**Exercise description**
What is the number of lines in the entries below that include the word "consider"? Provide the number only.

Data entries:
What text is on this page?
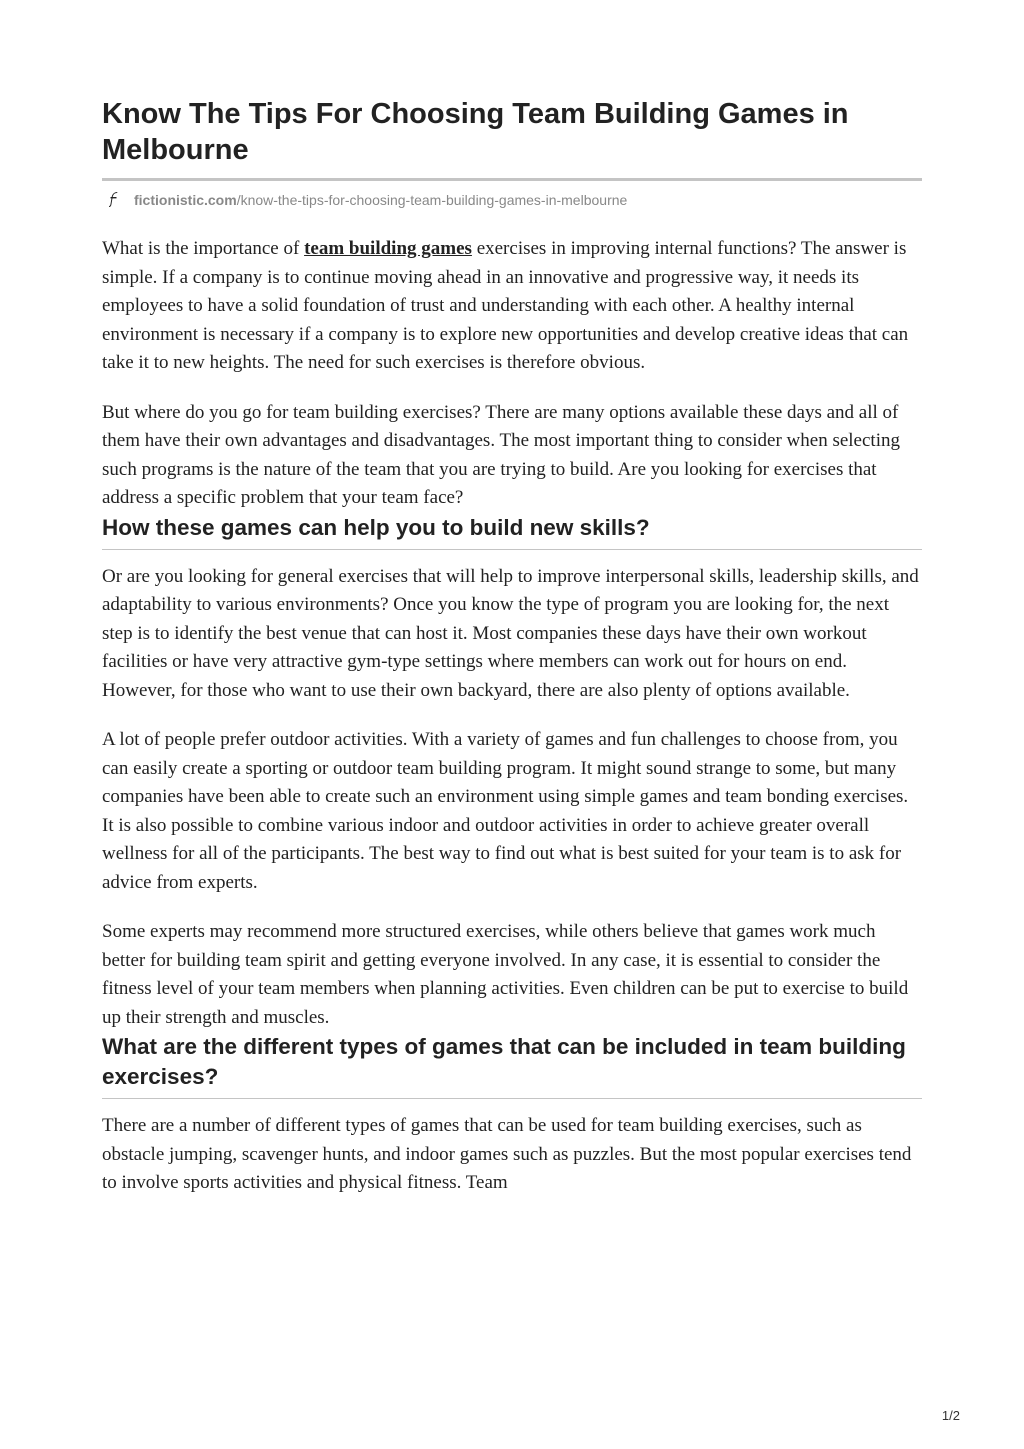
Know The Tips For Choosing Team Building Games in Melbourne
fictionistic.com /know-the-tips-for-choosing-team-building-games-in-melbourne

What is the importance of team building games exercises in improving internal functions? The answer is simple. If a company is to continue moving ahead in an innovative and progressive way, it needs its employees to have a solid foundation of trust and understanding with each other. A healthy internal environment is necessary if a company is to explore new opportunities and develop creative ideas that can take it to new heights. The need for such exercises is therefore obvious.

But where do you go for team building exercises? There are many options available these days and all of them have their own advantages and disadvantages. The most important thing to consider when selecting such programs is the nature of the team that you are trying to build. Are you looking for exercises that address a specific problem that your team face?

How these games can help you to build new skills?

Or are you looking for general exercises that will help to improve interpersonal skills, leadership skills, and adaptability to various environments? Once you know the type of program you are looking for, the next step is to identify the best venue that can host it. Most companies these days have their own workout facilities or have very attractive gym-type settings where members can work out for hours on end. However, for those who want to use their own backyard, there are also plenty of options available.

A lot of people prefer outdoor activities. With a variety of games and fun challenges to choose from, you can easily create a sporting or outdoor team building program. It might sound strange to some, but many companies have been able to create such an environment using simple games and team bonding exercises. It is also possible to combine various indoor and outdoor activities in order to achieve greater overall wellness for all of the participants. The best way to find out what is best suited for your team is to ask for advice from experts.

Some experts may recommend more structured exercises, while others believe that games work much better for building team spirit and getting everyone involved. In any case, it is essential to consider the fitness level of your team members when planning activities. Even children can be put to exercise to build up their strength and muscles.

What are the different types of games that can be included in team building exercises?

There are a number of different types of games that can be used for team building exercises, such as obstacle jumping, scavenger hunts, and indoor games such as puzzles. But the most popular exercises tend to involve sports activities and physical fitness. Team

1/2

**Correct output**
2